§ WORK ITEM
Do statements (a), (b), and (c) agree with the article on Dibranchus tremendus? Answer yes or no for each, quoting the article's deciding words.
(a) Dibranchus tremendus was first formally described in 1916.
(b) Dibranchus tremendus is the largest species in its genus.
(c) The genus name Dibranchus refers to the fourth gill arch bearing gill filaments.

Dibranchus tremendus
- Conservation status: Least Concern (IUCN 3.1)

Scientific classification
- Kingdom: Animalia
- Phylum: Chordata
- Class: Actinopterygii
- Order: Lophiiformes
- Family: Ogcocephalidae
- Genus: Dibranchus
- Species: D. tremendus
- Binomial name: Dibranchus tremendus Bradbury, 1999
- Synonyms: Dibranchus atlanticus Roule, 1916 (not of Peters, 1876);

= Dibranchus tremendus =

- Authority: Bradbury, 1999
- Conservation status: LC
- Synonyms: Dibranchus atlanticus Roule, 1916 (not of Peters, 1876)

Species of marine ray-finned fish

Dibranchus tremendus is a species of marine ray-finned fish belonging to the family Ogcocephalidae, the deep-sea batfishes. It is found in deep water in the Atlantic Ocean. This species was identified as a different species from Dibranchus atlanticus in 1999. It is the largest species in its genus.

==Taxonomy==
Dibranchus tremendus was first formally described in 1999 by the American ichthyologist Margaret G. Bradbury with its type locality given as the Caribbean Sea at 9°32'N, 76°38'W, Oregon II, station 11239, depth 1463 m. In her paper Bradbury states that Louis Roule illustrated this species, as Dibranchus atlanticus from Cape Verde in 1916. The genus Dibranchus is classified within the "Indo-Pacific clade" of the family Ogcocephalidae. The family Ogcocephalidae is classified in the monotypic suborder Ogcocephaloidei within the order Lophiiformes, the anglerfishes in the 5th edition of Fishes of the World.

==Etymology==
Dibranchus tremendus is classified in the genus Dibranchus, a name which prefixes di, meaning "two", on to branchus, meaning "gills", a reference to only the second and third gill arches having gills, the fourth having no gill filaments. The specific epithet tremendus, means "something to be trembled at", an allusion to the large size and spiny skin of this fish.

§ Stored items
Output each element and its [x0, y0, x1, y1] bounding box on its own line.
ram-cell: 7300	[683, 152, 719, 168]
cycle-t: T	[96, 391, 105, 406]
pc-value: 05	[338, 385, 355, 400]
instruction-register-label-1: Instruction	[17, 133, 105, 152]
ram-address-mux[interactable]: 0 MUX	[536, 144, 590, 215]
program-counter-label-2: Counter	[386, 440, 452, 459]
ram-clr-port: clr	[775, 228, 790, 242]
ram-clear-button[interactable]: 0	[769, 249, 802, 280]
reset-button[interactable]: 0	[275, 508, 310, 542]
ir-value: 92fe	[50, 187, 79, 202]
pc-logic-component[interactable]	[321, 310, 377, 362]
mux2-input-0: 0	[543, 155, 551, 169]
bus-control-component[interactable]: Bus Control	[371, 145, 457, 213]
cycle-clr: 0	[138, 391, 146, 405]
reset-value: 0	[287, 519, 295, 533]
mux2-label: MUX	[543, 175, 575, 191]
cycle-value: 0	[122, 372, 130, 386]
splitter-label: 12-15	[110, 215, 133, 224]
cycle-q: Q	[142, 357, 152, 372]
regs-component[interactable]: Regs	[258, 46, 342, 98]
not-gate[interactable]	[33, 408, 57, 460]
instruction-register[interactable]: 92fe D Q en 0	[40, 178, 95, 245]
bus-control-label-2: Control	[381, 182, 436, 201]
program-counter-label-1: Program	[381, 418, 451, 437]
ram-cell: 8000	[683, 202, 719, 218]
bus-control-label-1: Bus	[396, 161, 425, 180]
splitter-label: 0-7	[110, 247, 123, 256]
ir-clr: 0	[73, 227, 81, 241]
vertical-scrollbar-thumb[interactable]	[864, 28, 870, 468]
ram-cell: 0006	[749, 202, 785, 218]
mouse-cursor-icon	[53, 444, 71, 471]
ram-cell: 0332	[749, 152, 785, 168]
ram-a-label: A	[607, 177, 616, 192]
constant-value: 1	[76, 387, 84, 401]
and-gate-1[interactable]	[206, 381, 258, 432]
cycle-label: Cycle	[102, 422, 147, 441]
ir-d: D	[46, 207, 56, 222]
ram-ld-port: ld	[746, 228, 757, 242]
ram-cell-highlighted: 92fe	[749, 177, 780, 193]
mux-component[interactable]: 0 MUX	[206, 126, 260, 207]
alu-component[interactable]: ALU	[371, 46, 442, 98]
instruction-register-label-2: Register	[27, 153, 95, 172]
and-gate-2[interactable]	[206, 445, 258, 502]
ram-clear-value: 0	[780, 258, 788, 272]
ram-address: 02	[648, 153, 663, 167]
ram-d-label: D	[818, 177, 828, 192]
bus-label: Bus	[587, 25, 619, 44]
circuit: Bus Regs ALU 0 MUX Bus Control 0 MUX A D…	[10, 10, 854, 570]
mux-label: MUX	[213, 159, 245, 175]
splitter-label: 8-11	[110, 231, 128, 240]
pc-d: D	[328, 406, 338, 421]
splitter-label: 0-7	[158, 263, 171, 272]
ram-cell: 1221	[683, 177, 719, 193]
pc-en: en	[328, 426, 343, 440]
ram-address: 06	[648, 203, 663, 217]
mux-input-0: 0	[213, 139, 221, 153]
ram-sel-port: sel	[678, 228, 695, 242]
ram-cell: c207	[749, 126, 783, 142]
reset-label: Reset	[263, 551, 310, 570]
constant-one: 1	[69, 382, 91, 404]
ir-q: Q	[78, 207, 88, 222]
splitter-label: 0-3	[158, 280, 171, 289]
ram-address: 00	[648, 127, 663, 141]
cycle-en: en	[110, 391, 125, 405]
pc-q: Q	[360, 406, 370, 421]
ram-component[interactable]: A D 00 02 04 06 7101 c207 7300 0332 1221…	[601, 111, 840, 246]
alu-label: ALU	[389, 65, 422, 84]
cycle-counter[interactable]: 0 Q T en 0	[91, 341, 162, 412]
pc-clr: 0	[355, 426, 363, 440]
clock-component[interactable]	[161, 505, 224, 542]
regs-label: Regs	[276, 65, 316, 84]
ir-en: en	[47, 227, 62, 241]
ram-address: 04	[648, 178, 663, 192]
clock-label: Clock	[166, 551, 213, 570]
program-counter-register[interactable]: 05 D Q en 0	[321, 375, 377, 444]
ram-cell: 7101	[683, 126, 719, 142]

§ TASK ANSWER
(a) No: "Dibranchus tremendus was first formally described in 1999 by the American ichthyologist Margaret G. Bradbury"
(b) Yes: "It is the largest species in its genus."
(c) No: "a reference to only the second and third gill arches having gills, the fourth having no gill filaments"